• [Directive] Write out each line that follows exactly as it stands, without the pictures.

• [Record set]
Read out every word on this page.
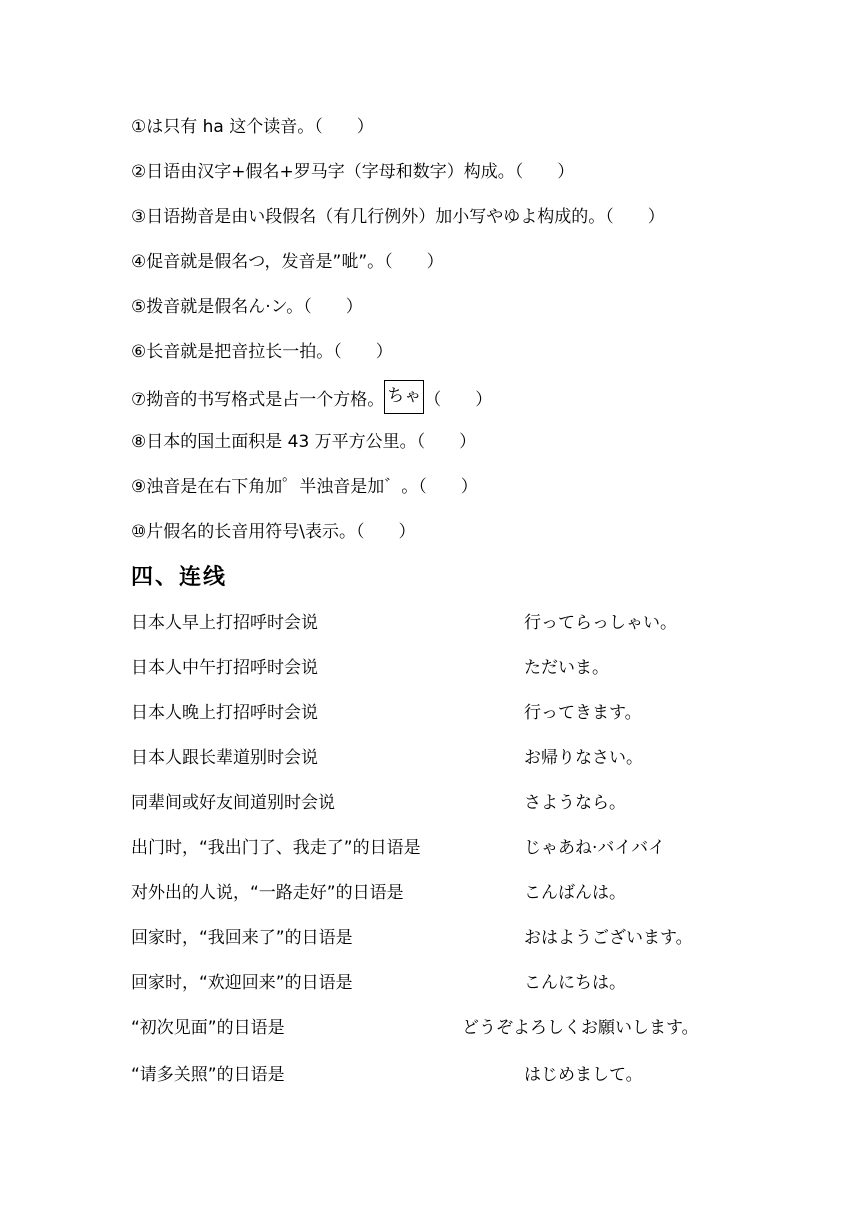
①は只有 ha 这个读音。（　　）
②日语由汉字+假名+罗马字（字母和数字）构成。（　　）
③日语拗音是由い段假名（有几行例外）加小写やゆよ构成的。（　　）
④促音就是假名つ，发音是”呲”。（　　）
⑤拨音就是假名ん·ン。（　　）
⑥长音就是把音拉长一拍。（　　）
⑦拗音的书写格式是占一个方格。 ちゃ （　　）
⑧日本的国土面积是 43 万平方公里。（　　）
⑨浊音是在右下角加゜半浊音是加゛。（　　）
⑩片假名的长音用符号\表示。（　　）
四、连线
日本人早上打招呼时会说
日本人中午打招呼时会说
日本人晚上打招呼时会说
日本人跟长辈道别时会说
同辈间或好友间道别时会说
出门时，“我出门了、我走了”的日语是
对外出的人说，“一路走好”的日语是
回家时，“我回来了”的日语是
回家时，“欢迎回来”的日语是
“初次见面”的日语是
“请多关照”的日语是
行ってらっしゃい。
ただいま。
行ってきます。
お帰りなさい。
さようなら。
じゃあね·バイバイ
こんばんは。
おはようございます。
こんにちは。
どうぞよろしくお願いします。
はじめまして。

• [Exercise result]
Read out every word on this page.
①は只有 ha 这个读音。（　　）
②日语由汉字+假名+罗马字（字母和数字）构成。（　　）
③日语拗音是由い段假名（有几行例外）加小写やゆよ构成的。（　　）
④促音就是假名つ，发音是”呲”。（　　）
⑤拨音就是假名ん·ン。（　　）
⑥长音就是把音拉长一拍。（　　）
⑦拗音的书写格式是占一个方格。 ちゃ （　　）
⑧日本的国土面积是 43 万平方公里。（　　）
⑨浊音是在右下角加゜半浊音是加゛。（　　）
⑩片假名的长音用符号\表示。（　　）
四、连线
日本人早上打招呼时会说
日本人中午打招呼时会说
日本人晚上打招呼时会说
日本人跟长辈道别时会说
同辈间或好友间道别时会说
出门时，“我出门了、我走了”的日语是
对外出的人说，“一路走好”的日语是
回家时，“我回来了”的日语是
回家时，“欢迎回来”的日语是
“初次见面”的日语是
“请多关照”的日语是
行ってらっしゃい。
ただいま。
行ってきます。
お帰りなさい。
さようなら。
じゃあね·バイバイ
こんばんは。
おはようございます。
こんにちは。
どうぞよろしくお願いします。
はじめまして。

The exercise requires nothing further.